Identify all lines in the data containing the string "Multilat". Copy them out.

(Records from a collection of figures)
## Begin
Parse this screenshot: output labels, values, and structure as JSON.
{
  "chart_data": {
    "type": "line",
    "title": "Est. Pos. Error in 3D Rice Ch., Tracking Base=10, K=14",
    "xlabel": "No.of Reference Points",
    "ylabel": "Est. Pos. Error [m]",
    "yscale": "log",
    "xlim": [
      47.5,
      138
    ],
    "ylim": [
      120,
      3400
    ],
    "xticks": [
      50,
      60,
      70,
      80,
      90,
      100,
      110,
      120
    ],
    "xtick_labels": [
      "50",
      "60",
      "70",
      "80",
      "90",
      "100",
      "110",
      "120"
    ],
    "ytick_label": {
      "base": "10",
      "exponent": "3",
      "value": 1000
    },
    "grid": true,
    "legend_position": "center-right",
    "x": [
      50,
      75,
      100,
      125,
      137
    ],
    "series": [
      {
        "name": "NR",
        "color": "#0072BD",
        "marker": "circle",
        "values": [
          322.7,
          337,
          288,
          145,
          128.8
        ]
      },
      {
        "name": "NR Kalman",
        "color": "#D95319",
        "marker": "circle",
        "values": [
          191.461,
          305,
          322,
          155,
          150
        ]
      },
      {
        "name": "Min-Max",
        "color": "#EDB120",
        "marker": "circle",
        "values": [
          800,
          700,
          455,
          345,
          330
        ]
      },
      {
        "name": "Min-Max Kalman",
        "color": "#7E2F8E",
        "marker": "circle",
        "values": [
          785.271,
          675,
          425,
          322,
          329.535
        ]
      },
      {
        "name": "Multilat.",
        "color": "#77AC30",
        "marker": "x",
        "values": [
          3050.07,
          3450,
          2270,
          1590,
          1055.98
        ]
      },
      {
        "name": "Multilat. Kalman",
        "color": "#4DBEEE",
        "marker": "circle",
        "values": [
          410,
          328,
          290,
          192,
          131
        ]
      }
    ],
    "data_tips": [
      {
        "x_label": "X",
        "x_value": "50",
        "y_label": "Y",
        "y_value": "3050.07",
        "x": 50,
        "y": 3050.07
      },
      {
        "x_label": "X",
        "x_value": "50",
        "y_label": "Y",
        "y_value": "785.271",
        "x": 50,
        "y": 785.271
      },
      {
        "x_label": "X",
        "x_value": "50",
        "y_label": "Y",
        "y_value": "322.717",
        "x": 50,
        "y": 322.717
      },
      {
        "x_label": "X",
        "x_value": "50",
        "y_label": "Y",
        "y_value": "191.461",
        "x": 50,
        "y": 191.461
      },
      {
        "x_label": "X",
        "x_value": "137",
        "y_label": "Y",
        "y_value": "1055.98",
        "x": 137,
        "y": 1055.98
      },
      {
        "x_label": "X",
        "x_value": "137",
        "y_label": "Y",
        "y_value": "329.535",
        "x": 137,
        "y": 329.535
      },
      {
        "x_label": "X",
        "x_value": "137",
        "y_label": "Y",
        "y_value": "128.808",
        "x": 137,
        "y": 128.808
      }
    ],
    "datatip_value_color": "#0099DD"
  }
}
## End
Final result
        "name": "Multilat.",
        "name": "Multilat. Kalman",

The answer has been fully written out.